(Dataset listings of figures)
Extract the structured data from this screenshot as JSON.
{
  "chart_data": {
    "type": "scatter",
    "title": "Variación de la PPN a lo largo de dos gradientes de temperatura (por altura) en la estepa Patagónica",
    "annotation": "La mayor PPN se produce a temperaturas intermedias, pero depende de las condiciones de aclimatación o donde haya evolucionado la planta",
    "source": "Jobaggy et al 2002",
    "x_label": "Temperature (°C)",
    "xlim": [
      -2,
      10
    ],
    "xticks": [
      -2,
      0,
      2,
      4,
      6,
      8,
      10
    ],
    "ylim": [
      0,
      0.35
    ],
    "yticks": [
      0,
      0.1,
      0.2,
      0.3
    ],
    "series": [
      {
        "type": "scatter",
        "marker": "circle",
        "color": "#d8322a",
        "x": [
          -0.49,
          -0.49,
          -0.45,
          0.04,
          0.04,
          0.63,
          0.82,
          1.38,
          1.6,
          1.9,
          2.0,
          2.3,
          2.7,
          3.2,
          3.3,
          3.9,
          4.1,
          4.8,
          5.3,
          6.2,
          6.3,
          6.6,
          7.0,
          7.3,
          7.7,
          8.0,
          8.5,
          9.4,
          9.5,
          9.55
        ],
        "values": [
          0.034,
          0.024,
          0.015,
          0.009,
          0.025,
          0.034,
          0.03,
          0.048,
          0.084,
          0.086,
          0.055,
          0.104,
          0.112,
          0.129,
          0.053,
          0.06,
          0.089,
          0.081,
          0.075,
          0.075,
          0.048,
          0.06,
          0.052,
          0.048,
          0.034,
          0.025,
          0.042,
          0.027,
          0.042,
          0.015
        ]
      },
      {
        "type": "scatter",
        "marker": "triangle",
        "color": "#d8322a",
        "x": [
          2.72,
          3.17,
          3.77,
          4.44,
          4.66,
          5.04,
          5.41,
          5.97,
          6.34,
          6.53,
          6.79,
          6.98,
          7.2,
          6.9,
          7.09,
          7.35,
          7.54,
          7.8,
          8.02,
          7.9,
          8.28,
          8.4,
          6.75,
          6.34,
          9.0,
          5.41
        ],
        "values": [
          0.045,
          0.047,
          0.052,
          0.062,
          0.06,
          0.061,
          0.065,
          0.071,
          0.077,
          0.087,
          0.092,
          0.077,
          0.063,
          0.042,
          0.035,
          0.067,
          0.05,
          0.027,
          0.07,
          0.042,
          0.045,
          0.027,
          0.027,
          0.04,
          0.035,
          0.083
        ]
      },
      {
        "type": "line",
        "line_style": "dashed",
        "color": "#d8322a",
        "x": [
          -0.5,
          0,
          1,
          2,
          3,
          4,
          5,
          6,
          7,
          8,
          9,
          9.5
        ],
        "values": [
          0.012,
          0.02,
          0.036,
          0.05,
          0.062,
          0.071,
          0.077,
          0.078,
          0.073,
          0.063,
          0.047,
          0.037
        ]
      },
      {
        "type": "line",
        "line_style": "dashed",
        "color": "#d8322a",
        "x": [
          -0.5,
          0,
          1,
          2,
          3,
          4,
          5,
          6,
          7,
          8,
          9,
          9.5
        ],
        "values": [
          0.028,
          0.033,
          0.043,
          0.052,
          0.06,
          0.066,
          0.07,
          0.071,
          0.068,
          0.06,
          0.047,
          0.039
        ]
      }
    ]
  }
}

**CHALLENGE**
Restate all of the entries above precisely.

**PROBLEM SOLUTION**
Extract the structured data from this screenshot as JSON.
{
  "chart_data": {
    "type": "scatter",
    "title": "Variación de la PPN a lo largo de dos gradientes de temperatura (por altura) en la estepa Patagónica",
    "annotation": "La mayor PPN se produce a temperaturas intermedias, pero depende de las condiciones de aclimatación o donde haya evolucionado la planta",
    "source": "Jobaggy et al 2002",
    "x_label": "Temperature (°C)",
    "xlim": [
      -2,
      10
    ],
    "xticks": [
      -2,
      0,
      2,
      4,
      6,
      8,
      10
    ],
    "ylim": [
      0,
      0.35
    ],
    "yticks": [
      0,
      0.1,
      0.2,
      0.3
    ],
    "series": [
      {
        "type": "scatter",
        "marker": "circle",
        "color": "#d8322a",
        "x": [
          -0.49,
          -0.49,
          -0.45,
          0.04,
          0.04,
          0.63,
          0.82,
          1.38,
          1.6,
          1.9,
          2.0,
          2.3,
          2.7,
          3.2,
          3.3,
          3.9,
          4.1,
          4.8,
          5.3,
          6.2,
          6.3,
          6.6,
          7.0,
          7.3,
          7.7,
          8.0,
          8.5,
          9.4,
          9.5,
          9.55
        ],
        "values": [
          0.034,
          0.024,
          0.015,
          0.009,
          0.025,
          0.034,
          0.03,
          0.048,
          0.084,
          0.086,
          0.055,
          0.104,
          0.112,
          0.129,
          0.053,
          0.06,
          0.089,
          0.081,
          0.075,
          0.075,
          0.048,
          0.06,
          0.052,
          0.048,
          0.034,
          0.025,
          0.042,
          0.027,
          0.042,
          0.015
        ]
      },
      {
        "type": "scatter",
        "marker": "triangle",
        "color": "#d8322a",
        "x": [
          2.72,
          3.17,
          3.77,
          4.44,
          4.66,
          5.04,
          5.41,
          5.97,
          6.34,
          6.53,
          6.79,
          6.98,
          7.2,
          6.9,
          7.09,
          7.35,
          7.54,
          7.8,
          8.02,
          7.9,
          8.28,
          8.4,
          6.75,
          6.34,
          9.0,
          5.41
        ],
        "values": [
          0.045,
          0.047,
          0.052,
          0.062,
          0.06,
          0.061,
          0.065,
          0.071,
          0.077,
          0.087,
          0.092,
          0.077,
          0.063,
          0.042,
          0.035,
          0.067,
          0.05,
          0.027,
          0.07,
          0.042,
          0.045,
          0.027,
          0.027,
          0.04,
          0.035,
          0.083
        ]
      },
      {
        "type": "line",
        "line_style": "dashed",
        "color": "#d8322a",
        "x": [
          -0.5,
          0,
          1,
          2,
          3,
          4,
          5,
          6,
          7,
          8,
          9,
          9.5
        ],
        "values": [
          0.012,
          0.02,
          0.036,
          0.05,
          0.062,
          0.071,
          0.077,
          0.078,
          0.073,
          0.063,
          0.047,
          0.037
        ]
      },
      {
        "type": "line",
        "line_style": "dashed",
        "color": "#d8322a",
        "x": [
          -0.5,
          0,
          1,
          2,
          3,
          4,
          5,
          6,
          7,
          8,
          9,
          9.5
        ],
        "values": [
          0.028,
          0.033,
          0.043,
          0.052,
          0.06,
          0.066,
          0.07,
          0.071,
          0.068,
          0.06,
          0.047,
          0.039
        ]
      }
    ]
  }
}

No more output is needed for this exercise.